Work to be completed: What follows is a listing; give it again exactly, in its entirety.

Stored records:
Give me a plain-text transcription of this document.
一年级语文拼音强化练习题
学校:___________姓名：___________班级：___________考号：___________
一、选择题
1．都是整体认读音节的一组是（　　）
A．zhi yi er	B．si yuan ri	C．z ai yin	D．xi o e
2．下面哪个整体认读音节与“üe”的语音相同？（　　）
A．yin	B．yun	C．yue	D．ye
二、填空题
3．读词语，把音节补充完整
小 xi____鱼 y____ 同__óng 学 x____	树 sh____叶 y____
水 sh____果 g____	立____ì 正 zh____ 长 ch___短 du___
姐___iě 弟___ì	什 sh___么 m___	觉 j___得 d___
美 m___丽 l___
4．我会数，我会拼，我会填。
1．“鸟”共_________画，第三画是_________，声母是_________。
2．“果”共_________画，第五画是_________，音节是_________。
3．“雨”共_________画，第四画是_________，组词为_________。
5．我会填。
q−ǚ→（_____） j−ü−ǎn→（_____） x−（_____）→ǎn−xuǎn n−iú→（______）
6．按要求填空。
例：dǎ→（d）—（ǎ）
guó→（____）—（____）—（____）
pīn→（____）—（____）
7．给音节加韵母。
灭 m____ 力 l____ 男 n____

Problem solution:
Give me a plain-text transcription of this document.
一年级语文拼音强化练习题
学校:___________姓名：___________班级：___________考号：___________
一、选择题
1．都是整体认读音节的一组是（　　）
A．zhi yi er	B．si yuan ri	C．z ai yin	D．xi o e
2．下面哪个整体认读音节与“üe”的语音相同？（　　）
A．yin	B．yun	C．yue	D．ye
二、填空题
3．读词语，把音节补充完整
小 xi____鱼 y____ 同__óng 学 x____	树 sh____叶 y____
水 sh____果 g____	立____ì 正 zh____ 长 ch___短 du___
姐___iě 弟___ì	什 sh___么 m___	觉 j___得 d___
美 m___丽 l___
4．我会数，我会拼，我会填。
1．“鸟”共_________画，第三画是_________，声母是_________。
2．“果”共_________画，第五画是_________，音节是_________。
3．“雨”共_________画，第四画是_________，组词为_________。
5．我会填。
q−ǚ→（_____） j−ü−ǎn→（_____） x−（_____）→ǎn−xuǎn n−iú→（______）
6．按要求填空。
例：dǎ→（d）—（ǎ）
guó→（____）—（____）—（____）
pīn→（____）—（____）
7．给音节加韵母。
灭 m____ 力 l____ 男 n____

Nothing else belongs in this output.